#### [Direction]
Gather each line of the items below that contains the string "chat". Case counts.

::::

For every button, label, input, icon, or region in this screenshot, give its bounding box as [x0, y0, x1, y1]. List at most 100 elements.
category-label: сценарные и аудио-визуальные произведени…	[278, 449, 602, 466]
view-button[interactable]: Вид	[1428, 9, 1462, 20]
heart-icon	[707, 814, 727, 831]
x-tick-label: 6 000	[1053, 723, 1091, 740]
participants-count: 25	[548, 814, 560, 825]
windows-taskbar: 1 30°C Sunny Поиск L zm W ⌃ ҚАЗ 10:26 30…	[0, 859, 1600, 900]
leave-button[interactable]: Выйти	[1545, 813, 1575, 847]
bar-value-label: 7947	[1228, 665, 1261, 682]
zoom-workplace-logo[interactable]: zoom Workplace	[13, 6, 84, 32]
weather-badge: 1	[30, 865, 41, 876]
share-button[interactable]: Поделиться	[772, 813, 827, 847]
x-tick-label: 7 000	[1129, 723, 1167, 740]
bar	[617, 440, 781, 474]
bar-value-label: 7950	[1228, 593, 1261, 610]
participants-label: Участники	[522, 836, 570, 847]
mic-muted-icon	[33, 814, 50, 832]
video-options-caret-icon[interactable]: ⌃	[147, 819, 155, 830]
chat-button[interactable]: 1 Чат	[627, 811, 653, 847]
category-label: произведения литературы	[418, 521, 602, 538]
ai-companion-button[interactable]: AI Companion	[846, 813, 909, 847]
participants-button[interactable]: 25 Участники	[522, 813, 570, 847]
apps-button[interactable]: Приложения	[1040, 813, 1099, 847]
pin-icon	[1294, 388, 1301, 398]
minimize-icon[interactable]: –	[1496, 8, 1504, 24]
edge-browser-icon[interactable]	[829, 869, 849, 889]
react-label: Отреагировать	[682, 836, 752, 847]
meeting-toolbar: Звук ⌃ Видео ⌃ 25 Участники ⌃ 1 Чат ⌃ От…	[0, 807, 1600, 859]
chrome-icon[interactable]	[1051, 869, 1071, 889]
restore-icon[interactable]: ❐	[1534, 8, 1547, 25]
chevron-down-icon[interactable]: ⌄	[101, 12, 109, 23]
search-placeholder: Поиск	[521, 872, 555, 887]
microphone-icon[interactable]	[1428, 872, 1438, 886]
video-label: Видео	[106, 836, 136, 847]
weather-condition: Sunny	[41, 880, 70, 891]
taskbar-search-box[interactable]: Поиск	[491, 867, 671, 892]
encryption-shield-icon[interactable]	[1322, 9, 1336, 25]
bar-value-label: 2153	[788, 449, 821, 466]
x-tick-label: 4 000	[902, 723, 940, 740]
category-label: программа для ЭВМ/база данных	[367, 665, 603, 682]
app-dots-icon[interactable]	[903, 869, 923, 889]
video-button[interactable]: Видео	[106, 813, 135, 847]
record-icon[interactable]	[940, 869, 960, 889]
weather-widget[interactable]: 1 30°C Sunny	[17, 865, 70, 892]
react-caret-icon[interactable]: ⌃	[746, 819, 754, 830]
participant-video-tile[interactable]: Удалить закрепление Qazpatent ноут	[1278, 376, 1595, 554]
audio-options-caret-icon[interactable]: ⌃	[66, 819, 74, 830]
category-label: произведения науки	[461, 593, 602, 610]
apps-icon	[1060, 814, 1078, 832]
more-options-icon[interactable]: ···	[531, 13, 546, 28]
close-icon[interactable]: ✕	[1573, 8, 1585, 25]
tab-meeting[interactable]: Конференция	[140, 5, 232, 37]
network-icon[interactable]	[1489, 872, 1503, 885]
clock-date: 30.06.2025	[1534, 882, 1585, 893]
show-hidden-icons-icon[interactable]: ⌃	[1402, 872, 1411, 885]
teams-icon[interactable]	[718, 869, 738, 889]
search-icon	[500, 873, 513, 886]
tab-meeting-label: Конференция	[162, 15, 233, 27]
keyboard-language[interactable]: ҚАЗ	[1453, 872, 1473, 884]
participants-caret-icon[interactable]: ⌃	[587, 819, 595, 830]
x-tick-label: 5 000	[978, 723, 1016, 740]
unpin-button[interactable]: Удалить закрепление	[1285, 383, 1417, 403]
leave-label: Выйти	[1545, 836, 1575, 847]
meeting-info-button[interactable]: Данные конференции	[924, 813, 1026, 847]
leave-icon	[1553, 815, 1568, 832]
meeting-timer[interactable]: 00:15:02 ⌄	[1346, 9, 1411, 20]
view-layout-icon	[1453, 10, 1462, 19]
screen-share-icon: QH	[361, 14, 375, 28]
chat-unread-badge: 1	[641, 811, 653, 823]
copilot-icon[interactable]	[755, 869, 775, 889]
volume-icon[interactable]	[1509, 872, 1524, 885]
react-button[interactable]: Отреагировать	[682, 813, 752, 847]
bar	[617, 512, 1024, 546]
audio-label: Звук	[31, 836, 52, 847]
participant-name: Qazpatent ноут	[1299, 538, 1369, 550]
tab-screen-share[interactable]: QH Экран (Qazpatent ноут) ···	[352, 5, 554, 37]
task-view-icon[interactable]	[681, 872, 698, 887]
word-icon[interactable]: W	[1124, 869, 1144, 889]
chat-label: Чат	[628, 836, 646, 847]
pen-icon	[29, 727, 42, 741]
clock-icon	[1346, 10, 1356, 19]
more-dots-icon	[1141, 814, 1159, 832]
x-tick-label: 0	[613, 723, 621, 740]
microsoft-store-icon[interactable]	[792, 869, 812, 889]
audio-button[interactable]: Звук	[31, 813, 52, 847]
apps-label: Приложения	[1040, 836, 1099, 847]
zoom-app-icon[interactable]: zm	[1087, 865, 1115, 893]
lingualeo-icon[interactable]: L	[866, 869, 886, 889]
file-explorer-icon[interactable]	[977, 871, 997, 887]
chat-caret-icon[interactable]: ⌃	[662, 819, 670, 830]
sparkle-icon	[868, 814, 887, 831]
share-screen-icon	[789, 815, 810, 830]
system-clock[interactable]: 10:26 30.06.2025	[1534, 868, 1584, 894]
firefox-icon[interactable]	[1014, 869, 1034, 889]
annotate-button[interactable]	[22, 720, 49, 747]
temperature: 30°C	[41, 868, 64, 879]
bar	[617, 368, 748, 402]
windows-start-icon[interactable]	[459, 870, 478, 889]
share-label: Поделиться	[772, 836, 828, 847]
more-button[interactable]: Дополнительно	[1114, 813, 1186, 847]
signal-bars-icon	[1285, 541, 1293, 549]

::::

#### [Response to this exercise]
chat-button[interactable]: 1 Чат	[627, 811, 653, 847]
chat-unread-badge: 1	[641, 811, 653, 823]
chat-label: Чат	[628, 836, 646, 847]
chat-caret-icon[interactable]: ⌃	[662, 819, 670, 830]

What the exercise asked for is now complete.